■ TASK INSTRUCTIONS
All entries below are to be retyped in full, precisely as they appear.

DATASET: Begin

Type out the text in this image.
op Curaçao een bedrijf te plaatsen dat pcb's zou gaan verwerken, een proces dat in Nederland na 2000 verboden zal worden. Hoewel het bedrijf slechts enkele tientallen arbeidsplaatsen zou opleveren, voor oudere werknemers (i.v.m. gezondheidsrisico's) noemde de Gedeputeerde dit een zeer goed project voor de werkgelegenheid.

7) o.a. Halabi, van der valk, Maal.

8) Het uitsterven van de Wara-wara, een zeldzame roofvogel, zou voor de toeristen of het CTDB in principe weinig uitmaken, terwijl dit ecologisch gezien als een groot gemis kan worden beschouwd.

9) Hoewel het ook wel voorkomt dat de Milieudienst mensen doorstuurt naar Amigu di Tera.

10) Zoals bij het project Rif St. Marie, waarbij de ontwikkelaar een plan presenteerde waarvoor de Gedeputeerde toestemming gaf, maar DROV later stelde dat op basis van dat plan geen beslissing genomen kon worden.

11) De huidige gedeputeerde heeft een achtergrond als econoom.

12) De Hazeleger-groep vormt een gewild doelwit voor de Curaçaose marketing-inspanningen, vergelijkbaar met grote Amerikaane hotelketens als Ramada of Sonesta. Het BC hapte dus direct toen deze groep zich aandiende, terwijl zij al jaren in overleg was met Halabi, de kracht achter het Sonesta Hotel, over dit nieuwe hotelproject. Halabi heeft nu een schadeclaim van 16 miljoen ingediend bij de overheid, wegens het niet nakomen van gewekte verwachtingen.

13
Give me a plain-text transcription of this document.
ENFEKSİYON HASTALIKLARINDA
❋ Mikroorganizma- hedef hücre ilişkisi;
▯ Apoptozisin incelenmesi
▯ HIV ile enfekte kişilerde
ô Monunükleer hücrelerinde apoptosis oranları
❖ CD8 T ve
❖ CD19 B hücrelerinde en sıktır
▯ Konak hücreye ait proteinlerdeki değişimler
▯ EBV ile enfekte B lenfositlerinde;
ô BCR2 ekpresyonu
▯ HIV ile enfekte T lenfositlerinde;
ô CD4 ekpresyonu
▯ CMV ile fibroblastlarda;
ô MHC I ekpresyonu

DATASET: End

■ TASK RESULT
Type out the text in this image.
op Curaçao een bedrijf te plaatsen dat pcb's zou gaan verwerken, een proces dat in Nederland na 2000 verboden zal worden. Hoewel het bedrijf slechts enkele tientallen arbeidsplaatsen zou opleveren, voor oudere werknemers (i.v.m. gezondheidsrisico's) noemde de Gedeputeerde dit een zeer goed project voor de werkgelegenheid.

7) o.a. Halabi, van der valk, Maal.

8) Het uitsterven van de Wara-wara, een zeldzame roofvogel, zou voor de toeristen of het CTDB in principe weinig uitmaken, terwijl dit ecologisch gezien als een groot gemis kan worden beschouwd.

9) Hoewel het ook wel voorkomt dat de Milieudienst mensen doorstuurt naar Amigu di Tera.

10) Zoals bij het project Rif St. Marie, waarbij de ontwikkelaar een plan presenteerde waarvoor de Gedeputeerde toestemming gaf, maar DROV later stelde dat op basis van dat plan geen beslissing genomen kon worden.

11) De huidige gedeputeerde heeft een achtergrond als econoom.

12) De Hazeleger-groep vormt een gewild doelwit voor de Curaçaose marketing-inspanningen, vergelijkbaar met grote Amerikaane hotelketens als Ramada of Sonesta. Het BC hapte dus direct toen deze groep zich aandiende, terwijl zij al jaren in overleg was met Halabi, de kracht achter het Sonesta Hotel, over dit nieuwe hotelproject. Halabi heeft nu een schadeclaim van 16 miljoen ingediend bij de overheid, wegens het niet nakomen van gewekte verwachtingen.

13
Give me a plain-text transcription of this document.
ENFEKSİYON HASTALIKLARINDA
❋ Mikroorganizma- hedef hücre ilişkisi;
▯ Apoptozisin incelenmesi
▯ HIV ile enfekte kişilerde
ô Monunükleer hücrelerinde apoptosis oranları
❖ CD8 T ve
❖ CD19 B hücrelerinde en sıktır
▯ Konak hücreye ait proteinlerdeki değişimler
▯ EBV ile enfekte B lenfositlerinde;
ô BCR2 ekpresyonu
▯ HIV ile enfekte T lenfositlerinde;
ô CD4 ekpresyonu
▯ CMV ile fibroblastlarda;
ô MHC I ekpresyonu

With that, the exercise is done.